◆ **MATERIAL FOR THIS EXERCISE**:
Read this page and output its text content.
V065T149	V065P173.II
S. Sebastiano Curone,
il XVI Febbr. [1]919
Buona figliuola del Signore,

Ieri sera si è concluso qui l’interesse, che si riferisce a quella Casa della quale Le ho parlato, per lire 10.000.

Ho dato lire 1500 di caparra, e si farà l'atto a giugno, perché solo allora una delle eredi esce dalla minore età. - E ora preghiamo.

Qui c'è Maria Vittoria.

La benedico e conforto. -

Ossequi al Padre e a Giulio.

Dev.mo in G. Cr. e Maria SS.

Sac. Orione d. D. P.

◆ **DIRECTIONS**:
Show the data once more, exactly as it was written.

◆ **CORRECT RESULT**:
Read this page and output its text content.
V065T149	V065P173.II
S. Sebastiano Curone,
il XVI Febbr. [1]919
Buona figliuola del Signore,

Ieri sera si è concluso qui l’interesse, che si riferisce a quella Casa della quale Le ho parlato, per lire 10.000.

Ho dato lire 1500 di caparra, e si farà l'atto a giugno, perché solo allora una delle eredi esce dalla minore età. - E ora preghiamo.

Qui c'è Maria Vittoria.

La benedico e conforto. -

Ossequi al Padre e a Giulio.

Dev.mo in G. Cr. e Maria SS.

Sac. Orione d. D. P.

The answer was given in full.